## Instruction
Return each line of the listing below, unchanged, and omit the images.

START Provided records

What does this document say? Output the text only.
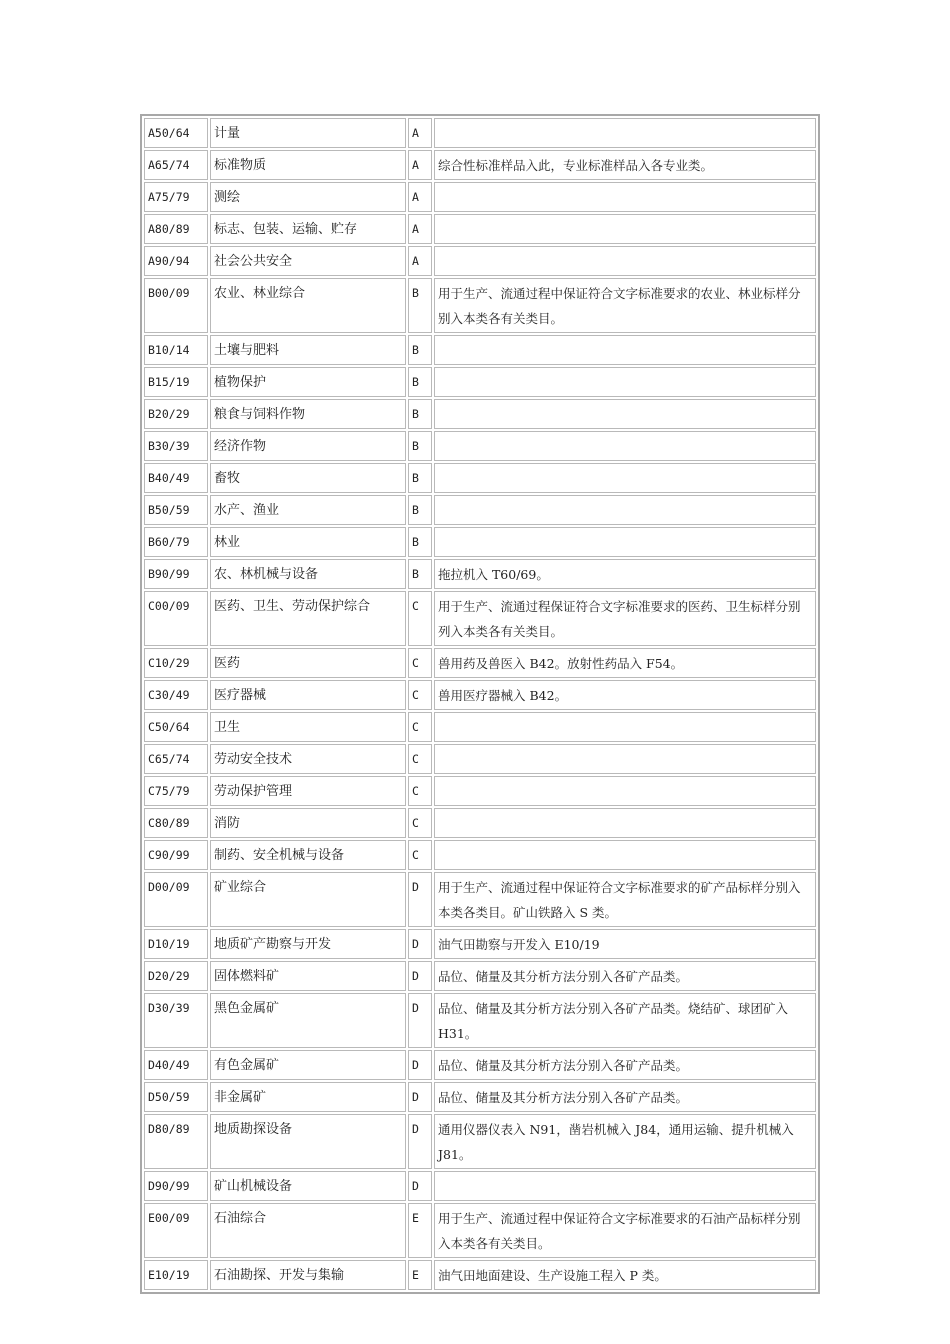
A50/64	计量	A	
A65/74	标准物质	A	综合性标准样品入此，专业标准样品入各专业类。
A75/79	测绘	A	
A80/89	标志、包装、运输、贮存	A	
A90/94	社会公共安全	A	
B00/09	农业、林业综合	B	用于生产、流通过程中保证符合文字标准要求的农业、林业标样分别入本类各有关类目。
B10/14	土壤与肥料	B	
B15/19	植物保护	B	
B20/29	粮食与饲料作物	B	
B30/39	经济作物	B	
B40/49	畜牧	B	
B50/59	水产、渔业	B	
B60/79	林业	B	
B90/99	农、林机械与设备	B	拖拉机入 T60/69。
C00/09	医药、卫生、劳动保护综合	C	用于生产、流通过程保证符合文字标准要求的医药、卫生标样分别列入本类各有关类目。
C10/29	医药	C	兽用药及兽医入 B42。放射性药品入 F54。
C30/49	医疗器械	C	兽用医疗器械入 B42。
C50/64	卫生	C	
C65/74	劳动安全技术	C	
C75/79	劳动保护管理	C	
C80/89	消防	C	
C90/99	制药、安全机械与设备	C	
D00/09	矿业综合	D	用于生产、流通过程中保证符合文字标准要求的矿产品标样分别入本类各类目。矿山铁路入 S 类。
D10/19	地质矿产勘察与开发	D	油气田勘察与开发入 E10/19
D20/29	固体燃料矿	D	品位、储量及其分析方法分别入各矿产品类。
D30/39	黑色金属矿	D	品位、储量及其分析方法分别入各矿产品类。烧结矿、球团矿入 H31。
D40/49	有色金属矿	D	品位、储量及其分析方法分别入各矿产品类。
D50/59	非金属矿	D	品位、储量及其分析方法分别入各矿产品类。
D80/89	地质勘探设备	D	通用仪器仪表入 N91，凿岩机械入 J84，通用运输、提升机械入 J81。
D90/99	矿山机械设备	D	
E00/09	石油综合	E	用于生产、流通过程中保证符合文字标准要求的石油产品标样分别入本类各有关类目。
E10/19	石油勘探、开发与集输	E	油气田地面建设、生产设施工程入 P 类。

END Provided records

## Solution for this problem
What does this document say? Output the text only.
A50/64	计量	A	
A65/74	标准物质	A	综合性标准样品入此，专业标准样品入各专业类。
A75/79	测绘	A	
A80/89	标志、包装、运输、贮存	A	
A90/94	社会公共安全	A	
B00/09	农业、林业综合	B	用于生产、流通过程中保证符合文字标准要求的农业、林业标样分别入本类各有关类目。
B10/14	土壤与肥料	B	
B15/19	植物保护	B	
B20/29	粮食与饲料作物	B	
B30/39	经济作物	B	
B40/49	畜牧	B	
B50/59	水产、渔业	B	
B60/79	林业	B	
B90/99	农、林机械与设备	B	拖拉机入 T60/69。
C00/09	医药、卫生、劳动保护综合	C	用于生产、流通过程保证符合文字标准要求的医药、卫生标样分别列入本类各有关类目。
C10/29	医药	C	兽用药及兽医入 B42。放射性药品入 F54。
C30/49	医疗器械	C	兽用医疗器械入 B42。
C50/64	卫生	C	
C65/74	劳动安全技术	C	
C75/79	劳动保护管理	C	
C80/89	消防	C	
C90/99	制药、安全机械与设备	C	
D00/09	矿业综合	D	用于生产、流通过程中保证符合文字标准要求的矿产品标样分别入本类各类目。矿山铁路入 S 类。
D10/19	地质矿产勘察与开发	D	油气田勘察与开发入 E10/19
D20/29	固体燃料矿	D	品位、储量及其分析方法分别入各矿产品类。
D30/39	黑色金属矿	D	品位、储量及其分析方法分别入各矿产品类。烧结矿、球团矿入 H31。
D40/49	有色金属矿	D	品位、储量及其分析方法分别入各矿产品类。
D50/59	非金属矿	D	品位、储量及其分析方法分别入各矿产品类。
D80/89	地质勘探设备	D	通用仪器仪表入 N91，凿岩机械入 J84，通用运输、提升机械入 J81。
D90/99	矿山机械设备	D	
E00/09	石油综合	E	用于生产、流通过程中保证符合文字标准要求的石油产品标样分别入本类各有关类目。
E10/19	石油勘探、开发与集输	E	油气田地面建设、生产设施工程入 P 类。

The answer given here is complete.